**Document section**
In summary, the model predicts different modes of cancer progression in relation to the evolution away from tumor inhibition and towards promotion. A single cancer lesion may spread across the tissue without the occurrence of multiple lesions. Alternatively, the cancer can first grow as a single, self-contained lesion. This can then bifurcate to give rise to multiple foci, either as a result of additional mutations, or as a result of the natural pathway by which multiple foci are generated, depending on the degree of tumor promotion conferred by the initial mutation. Further evolutionary events can then induce the multiple foci to become a single, maximally invasive mass. The occurrence of multiple foci therefore represents an intermediate stage in tumor progression towards malignancy.

Clinical implications

The models discussed here show that multiple foci with a monoclonal origin can develop through a dynamical interplay between tumor promoters and inhibitors. The cancer can only grow to high loads as a single mass if it has largely escaped all inhibitory effects. Otherwise, the cancer is likely to grow via the generation of a relatively small and self limited tumor which then bifurcates into multiple foci until it finally invades the entire tissue. The occurrence of multiple foci is therefore an intermediate stage in cancer progression. The higher the number of foci, the further advanced the stage of cancer progression.

A clinically important step in carcinogenesis is the process of metastasis. That is, the spread of tumor cells to the lymph node, entry into the blood supply, and the spread to other tissues. Various studies have investigated the metastatic potential of multi-focal compared to uni-focal cancers [19, 28, 29]. In uni-focal cancers, tumor size has been found to be a predictor of metastatic potential. For staging multi-focal breast carcinomas, it has been suggested to use the diameter of the largest tumor only [19]. This, however, assumes that the other foci do not significantly contribute to tumor progression. According to our arguments, this would under-stage the cancer. According to the model, the number of foci correlates with the stage of the disease. This has also been concluded in clinical studies, and is supported by data which show reduced patient survival with multi-focal compared to uni-focal cancers [19]. Moreover, because our model suggests that multi-focality can occur as a result of reduced tumor cell inhibition, successful metastatic growth might be easier to achieve. Although under debate, some data suggest that inhibitors produced by the primary tumor can prevent metastatic cells from growing [24]. If multi-focality correlates with reduced inhibition, then it could also correlate with an increased chance that metastatic cells grow and do not remain dormant.

**Work instruction 1**
Output everything in the passage on multi-focal cancer from "The models discussed" down to "of cancer progression.".
**Work instruction 2**
In the passage on multi-focal cancer, what measurement has been suggested for staging multi-focal breast carcinomas?

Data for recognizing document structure
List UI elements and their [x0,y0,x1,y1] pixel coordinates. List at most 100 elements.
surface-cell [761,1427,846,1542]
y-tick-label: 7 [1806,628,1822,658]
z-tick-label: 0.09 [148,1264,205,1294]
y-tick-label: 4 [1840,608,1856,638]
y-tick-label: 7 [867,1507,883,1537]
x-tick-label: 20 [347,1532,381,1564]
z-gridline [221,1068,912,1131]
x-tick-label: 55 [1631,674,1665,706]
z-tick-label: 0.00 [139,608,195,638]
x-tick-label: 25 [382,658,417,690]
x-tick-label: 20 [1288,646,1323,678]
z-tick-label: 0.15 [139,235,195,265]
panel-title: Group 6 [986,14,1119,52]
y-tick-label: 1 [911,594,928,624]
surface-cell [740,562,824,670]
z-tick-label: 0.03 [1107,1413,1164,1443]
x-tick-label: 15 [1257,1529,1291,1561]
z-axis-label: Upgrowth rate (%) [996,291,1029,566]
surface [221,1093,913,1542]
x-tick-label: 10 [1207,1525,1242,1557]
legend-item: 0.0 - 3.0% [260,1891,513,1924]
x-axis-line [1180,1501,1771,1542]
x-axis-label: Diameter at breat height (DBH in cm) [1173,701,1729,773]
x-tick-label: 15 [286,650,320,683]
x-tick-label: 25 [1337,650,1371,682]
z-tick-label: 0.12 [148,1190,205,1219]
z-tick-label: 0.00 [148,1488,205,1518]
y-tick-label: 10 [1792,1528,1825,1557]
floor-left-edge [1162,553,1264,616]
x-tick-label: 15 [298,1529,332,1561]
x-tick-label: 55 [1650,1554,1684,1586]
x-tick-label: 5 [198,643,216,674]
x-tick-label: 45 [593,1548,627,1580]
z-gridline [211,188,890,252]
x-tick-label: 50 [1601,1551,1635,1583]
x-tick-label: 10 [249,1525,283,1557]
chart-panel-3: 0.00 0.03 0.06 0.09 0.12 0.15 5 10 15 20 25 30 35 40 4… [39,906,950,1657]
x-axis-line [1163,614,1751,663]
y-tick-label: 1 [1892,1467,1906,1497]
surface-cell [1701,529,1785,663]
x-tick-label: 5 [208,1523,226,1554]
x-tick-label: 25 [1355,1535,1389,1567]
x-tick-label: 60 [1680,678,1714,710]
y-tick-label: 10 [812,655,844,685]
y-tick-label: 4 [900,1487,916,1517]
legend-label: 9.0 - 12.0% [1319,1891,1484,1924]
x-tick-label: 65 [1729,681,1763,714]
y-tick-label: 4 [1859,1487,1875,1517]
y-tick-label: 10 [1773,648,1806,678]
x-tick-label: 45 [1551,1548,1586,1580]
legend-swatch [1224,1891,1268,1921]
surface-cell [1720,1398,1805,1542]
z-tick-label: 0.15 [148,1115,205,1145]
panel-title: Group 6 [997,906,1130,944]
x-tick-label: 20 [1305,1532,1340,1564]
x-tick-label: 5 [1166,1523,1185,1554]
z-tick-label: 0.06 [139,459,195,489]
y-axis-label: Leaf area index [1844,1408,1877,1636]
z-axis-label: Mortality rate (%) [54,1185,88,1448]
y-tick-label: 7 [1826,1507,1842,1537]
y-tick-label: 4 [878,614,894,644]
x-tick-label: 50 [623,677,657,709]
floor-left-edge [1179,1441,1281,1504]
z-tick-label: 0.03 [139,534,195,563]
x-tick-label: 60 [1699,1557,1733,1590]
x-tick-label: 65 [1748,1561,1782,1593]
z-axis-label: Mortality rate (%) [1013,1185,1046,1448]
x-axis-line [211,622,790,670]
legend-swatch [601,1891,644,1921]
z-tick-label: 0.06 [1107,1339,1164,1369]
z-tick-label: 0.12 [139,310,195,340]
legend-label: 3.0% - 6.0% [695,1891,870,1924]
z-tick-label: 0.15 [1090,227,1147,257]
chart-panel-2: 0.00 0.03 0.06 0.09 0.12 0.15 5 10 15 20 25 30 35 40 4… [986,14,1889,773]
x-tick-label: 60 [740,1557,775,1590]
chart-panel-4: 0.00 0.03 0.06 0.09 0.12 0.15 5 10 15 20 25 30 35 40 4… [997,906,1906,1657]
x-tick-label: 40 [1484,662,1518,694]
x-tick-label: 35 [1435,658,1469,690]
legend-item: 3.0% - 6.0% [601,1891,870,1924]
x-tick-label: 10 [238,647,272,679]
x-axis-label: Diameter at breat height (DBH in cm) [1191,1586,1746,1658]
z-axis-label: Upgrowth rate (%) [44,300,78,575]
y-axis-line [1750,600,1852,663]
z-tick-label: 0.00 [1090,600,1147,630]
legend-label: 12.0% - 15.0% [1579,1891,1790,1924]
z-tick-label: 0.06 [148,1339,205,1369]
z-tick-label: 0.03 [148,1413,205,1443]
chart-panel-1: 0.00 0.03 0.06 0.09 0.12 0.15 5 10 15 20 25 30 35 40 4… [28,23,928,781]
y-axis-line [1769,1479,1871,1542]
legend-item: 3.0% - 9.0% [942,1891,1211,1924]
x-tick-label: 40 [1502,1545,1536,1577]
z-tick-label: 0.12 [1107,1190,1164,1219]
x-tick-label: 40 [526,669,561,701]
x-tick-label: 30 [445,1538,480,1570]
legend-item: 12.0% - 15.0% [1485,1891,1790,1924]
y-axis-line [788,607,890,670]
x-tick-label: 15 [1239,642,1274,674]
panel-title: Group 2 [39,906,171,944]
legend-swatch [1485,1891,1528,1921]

**Exercise result 1**
The models discussed here show that multiple foci with a monoclonal origin can develop through a dynamical interplay between tumor promoters and inhibitors. The cancer can only grow to high loads as a single mass if it has largely escaped all inhibitory effects. Otherwise, the cancer is likely to grow via the generation of a relatively small and self limited tumor which then bifurcates into multiple foci until it finally invades the entire tissue. The occurrence of multiple foci is therefore an intermediate stage in cancer progression. The higher the number of foci, the further advanced the stage of cancer progression.

**Exercise result 2**
The diameter of the largest tumor only.